_WRITTEN PROBLEM_
Locate the word "name" in the material, then show every line that holds it.
════
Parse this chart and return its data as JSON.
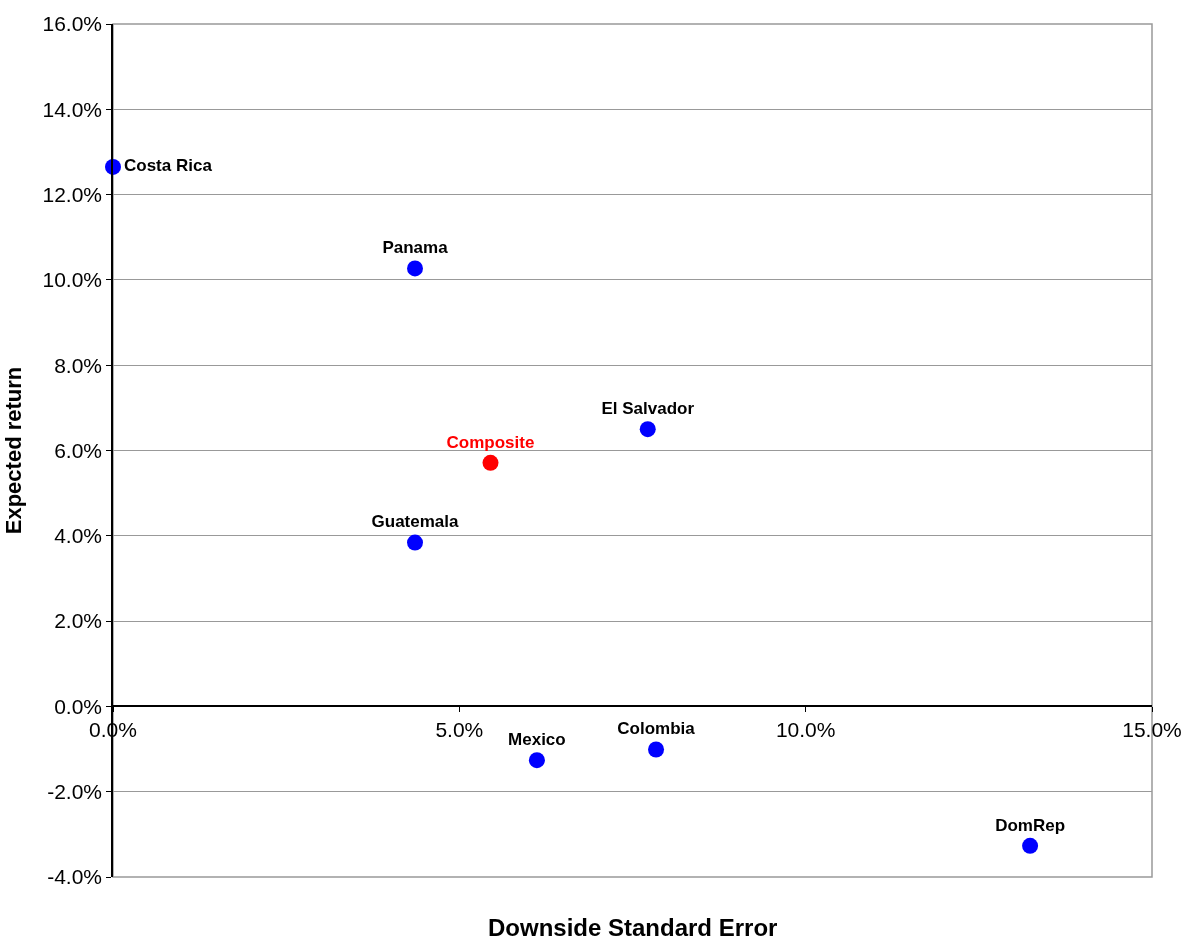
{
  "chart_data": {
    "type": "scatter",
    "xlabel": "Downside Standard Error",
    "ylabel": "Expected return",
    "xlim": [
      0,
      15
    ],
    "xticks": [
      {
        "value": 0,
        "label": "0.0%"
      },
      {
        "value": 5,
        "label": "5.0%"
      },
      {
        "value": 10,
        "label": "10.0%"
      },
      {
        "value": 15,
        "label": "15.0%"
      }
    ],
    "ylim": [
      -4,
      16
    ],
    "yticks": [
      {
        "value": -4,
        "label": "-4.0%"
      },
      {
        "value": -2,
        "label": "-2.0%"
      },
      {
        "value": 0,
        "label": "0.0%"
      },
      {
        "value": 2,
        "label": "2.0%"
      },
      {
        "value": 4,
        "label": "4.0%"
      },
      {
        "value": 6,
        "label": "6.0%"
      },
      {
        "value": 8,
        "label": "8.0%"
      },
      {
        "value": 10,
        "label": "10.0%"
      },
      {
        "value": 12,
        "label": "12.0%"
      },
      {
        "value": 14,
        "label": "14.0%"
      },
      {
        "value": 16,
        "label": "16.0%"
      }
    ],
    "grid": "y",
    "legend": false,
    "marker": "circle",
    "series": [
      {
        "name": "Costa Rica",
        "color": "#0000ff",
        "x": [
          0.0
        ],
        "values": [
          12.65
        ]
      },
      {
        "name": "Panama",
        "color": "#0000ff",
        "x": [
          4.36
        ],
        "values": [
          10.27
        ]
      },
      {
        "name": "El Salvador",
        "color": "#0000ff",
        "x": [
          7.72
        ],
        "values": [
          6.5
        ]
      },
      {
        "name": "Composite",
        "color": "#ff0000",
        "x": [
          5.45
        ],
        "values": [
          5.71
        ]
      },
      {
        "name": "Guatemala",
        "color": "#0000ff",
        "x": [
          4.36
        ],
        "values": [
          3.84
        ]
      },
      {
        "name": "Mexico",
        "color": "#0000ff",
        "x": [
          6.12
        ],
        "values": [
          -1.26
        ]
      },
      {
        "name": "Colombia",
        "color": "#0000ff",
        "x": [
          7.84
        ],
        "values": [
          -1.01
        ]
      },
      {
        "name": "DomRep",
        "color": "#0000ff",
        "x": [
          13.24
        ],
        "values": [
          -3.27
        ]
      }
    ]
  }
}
════
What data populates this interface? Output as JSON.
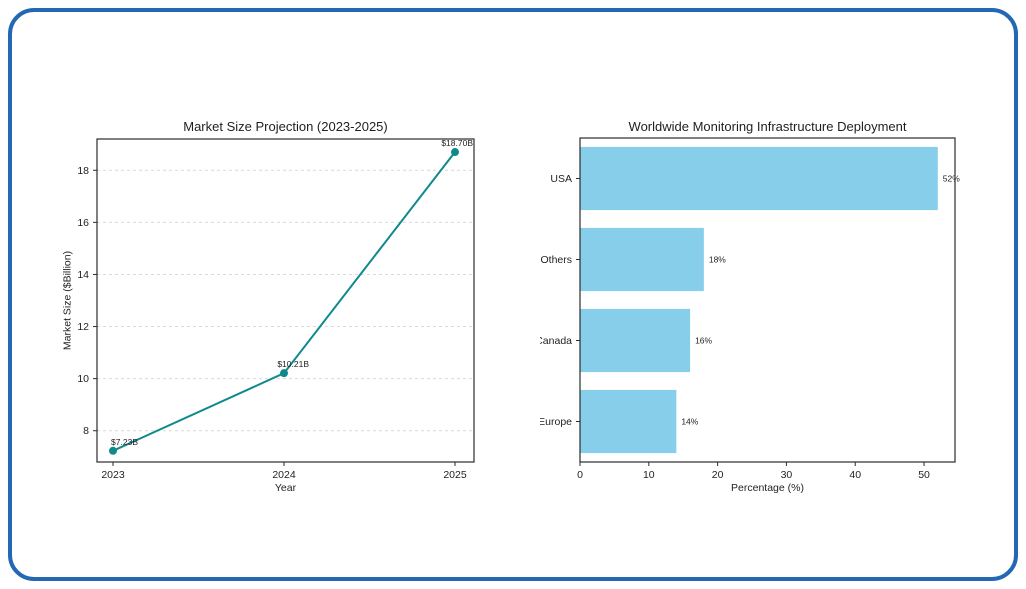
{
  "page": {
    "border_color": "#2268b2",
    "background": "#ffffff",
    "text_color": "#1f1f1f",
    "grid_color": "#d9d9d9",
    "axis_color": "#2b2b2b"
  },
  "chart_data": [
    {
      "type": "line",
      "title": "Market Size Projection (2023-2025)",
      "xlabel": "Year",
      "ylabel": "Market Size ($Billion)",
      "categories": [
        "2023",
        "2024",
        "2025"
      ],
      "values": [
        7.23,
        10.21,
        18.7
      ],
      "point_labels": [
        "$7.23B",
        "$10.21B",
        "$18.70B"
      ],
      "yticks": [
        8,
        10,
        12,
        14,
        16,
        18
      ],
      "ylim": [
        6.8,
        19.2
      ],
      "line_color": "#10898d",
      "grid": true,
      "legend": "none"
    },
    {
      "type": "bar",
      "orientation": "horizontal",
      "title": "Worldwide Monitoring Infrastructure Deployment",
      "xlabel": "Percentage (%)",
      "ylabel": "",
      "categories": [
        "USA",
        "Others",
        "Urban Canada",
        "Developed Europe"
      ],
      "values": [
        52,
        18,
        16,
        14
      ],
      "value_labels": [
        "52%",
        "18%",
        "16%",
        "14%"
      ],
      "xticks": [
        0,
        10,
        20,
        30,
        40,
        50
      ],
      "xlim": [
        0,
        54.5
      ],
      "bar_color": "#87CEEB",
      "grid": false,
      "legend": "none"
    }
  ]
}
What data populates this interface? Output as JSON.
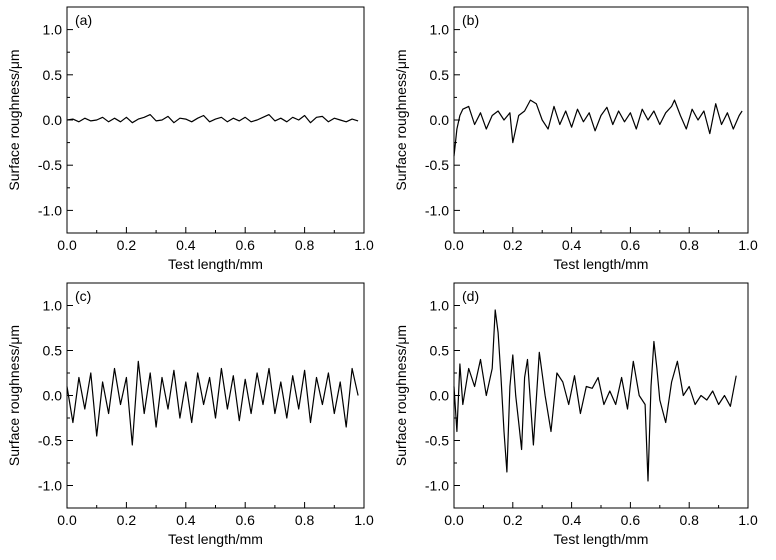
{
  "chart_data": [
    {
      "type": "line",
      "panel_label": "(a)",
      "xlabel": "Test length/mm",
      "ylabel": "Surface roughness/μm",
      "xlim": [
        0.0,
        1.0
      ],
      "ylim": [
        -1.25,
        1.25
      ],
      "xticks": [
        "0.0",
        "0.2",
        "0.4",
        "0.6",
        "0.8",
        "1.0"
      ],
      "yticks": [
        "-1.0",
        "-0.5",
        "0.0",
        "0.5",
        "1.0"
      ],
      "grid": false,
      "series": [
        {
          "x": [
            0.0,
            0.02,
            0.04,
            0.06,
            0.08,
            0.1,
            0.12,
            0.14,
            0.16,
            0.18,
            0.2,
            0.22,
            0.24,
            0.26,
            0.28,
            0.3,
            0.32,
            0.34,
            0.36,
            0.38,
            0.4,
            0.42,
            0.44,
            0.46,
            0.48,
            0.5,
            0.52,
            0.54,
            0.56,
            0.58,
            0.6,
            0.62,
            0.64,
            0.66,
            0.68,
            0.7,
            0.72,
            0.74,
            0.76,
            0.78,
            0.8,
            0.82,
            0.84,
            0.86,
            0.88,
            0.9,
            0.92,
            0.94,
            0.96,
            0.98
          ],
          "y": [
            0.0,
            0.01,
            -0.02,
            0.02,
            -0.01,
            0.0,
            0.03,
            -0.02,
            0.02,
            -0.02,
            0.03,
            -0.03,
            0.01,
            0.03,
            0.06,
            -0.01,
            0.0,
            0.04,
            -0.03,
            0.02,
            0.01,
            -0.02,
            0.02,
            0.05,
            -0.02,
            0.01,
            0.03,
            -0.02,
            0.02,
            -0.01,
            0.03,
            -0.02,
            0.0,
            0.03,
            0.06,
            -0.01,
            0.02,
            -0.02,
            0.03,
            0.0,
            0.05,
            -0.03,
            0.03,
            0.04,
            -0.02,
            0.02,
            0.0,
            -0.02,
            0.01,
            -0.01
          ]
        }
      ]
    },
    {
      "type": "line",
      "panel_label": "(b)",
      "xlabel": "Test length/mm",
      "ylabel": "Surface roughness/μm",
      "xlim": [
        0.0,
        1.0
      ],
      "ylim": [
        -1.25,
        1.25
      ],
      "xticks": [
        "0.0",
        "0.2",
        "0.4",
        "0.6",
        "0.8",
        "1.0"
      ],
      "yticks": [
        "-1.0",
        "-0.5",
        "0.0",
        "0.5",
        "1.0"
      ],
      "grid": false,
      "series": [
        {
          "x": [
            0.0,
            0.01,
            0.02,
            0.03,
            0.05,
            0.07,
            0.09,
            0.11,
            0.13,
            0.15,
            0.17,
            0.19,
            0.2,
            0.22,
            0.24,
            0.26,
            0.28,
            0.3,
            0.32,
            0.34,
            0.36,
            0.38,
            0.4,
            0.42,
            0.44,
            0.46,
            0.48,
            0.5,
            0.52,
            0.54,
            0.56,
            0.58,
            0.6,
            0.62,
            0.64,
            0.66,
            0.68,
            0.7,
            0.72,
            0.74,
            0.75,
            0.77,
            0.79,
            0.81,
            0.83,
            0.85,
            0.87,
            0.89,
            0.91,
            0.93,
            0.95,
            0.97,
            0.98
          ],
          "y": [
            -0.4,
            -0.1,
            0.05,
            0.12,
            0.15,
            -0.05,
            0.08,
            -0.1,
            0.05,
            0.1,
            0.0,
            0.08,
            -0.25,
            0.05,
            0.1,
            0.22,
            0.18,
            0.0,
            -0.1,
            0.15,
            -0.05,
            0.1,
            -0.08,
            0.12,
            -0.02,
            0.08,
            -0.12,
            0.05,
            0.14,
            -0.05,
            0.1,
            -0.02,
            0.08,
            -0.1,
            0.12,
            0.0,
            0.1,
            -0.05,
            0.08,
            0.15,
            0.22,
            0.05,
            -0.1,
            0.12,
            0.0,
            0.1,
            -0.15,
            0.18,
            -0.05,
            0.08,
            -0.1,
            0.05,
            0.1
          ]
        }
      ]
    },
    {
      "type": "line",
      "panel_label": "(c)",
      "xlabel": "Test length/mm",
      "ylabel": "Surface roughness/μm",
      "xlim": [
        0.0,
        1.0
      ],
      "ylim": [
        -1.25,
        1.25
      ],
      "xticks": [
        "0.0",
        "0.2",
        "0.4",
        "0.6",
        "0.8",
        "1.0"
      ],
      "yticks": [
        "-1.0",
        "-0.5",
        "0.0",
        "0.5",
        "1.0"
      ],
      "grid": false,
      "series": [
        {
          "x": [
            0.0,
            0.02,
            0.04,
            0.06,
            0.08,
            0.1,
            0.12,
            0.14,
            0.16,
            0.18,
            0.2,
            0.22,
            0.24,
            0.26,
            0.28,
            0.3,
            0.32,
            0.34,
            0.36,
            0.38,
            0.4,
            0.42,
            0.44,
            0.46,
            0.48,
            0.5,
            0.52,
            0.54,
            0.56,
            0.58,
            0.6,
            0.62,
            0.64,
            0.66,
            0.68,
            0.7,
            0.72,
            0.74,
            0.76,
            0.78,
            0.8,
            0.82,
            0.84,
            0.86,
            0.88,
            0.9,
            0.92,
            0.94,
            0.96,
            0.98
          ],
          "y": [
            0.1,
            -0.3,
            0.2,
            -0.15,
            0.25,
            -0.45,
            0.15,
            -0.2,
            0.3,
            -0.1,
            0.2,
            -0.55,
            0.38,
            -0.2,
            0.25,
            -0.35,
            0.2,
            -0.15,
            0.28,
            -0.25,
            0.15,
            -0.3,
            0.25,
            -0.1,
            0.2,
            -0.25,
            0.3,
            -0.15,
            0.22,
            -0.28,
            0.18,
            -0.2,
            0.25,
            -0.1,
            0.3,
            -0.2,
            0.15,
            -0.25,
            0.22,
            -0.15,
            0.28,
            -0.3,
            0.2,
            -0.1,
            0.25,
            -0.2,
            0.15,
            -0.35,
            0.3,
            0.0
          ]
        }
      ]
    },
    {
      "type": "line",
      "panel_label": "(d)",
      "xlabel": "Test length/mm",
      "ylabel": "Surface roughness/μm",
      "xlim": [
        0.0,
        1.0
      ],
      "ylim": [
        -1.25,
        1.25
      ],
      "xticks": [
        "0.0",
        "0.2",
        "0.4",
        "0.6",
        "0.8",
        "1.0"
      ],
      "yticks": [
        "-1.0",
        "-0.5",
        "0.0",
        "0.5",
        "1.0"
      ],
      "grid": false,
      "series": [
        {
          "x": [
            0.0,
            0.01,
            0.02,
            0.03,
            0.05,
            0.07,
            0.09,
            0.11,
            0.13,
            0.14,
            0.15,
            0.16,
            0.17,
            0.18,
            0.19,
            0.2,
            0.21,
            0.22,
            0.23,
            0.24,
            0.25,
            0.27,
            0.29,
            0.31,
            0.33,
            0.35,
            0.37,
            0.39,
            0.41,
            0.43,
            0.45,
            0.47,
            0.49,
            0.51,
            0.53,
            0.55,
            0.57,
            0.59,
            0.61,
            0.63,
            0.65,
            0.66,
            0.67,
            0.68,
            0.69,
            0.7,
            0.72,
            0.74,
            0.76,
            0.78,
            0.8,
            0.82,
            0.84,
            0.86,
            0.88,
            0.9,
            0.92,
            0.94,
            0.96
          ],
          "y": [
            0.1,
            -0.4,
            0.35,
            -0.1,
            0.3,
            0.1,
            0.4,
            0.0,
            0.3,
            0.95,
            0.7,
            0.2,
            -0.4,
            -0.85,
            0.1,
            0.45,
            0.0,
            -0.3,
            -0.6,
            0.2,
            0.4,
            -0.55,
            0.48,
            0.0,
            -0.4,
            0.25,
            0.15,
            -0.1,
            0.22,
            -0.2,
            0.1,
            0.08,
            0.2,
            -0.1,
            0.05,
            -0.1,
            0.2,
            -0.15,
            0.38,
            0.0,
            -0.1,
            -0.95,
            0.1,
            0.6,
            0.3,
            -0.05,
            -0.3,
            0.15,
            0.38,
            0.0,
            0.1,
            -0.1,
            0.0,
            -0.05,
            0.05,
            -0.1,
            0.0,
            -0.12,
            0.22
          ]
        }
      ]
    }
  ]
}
════
_THE SOLUTION_
        "name": "Costa Rica",
        "name": "Panama",
        "name": "El Salvador",
        "name": "Composite",
        "name": "Guatemala",
        "name": "Mexico",
        "name": "Colombia",
        "name": "DomRep",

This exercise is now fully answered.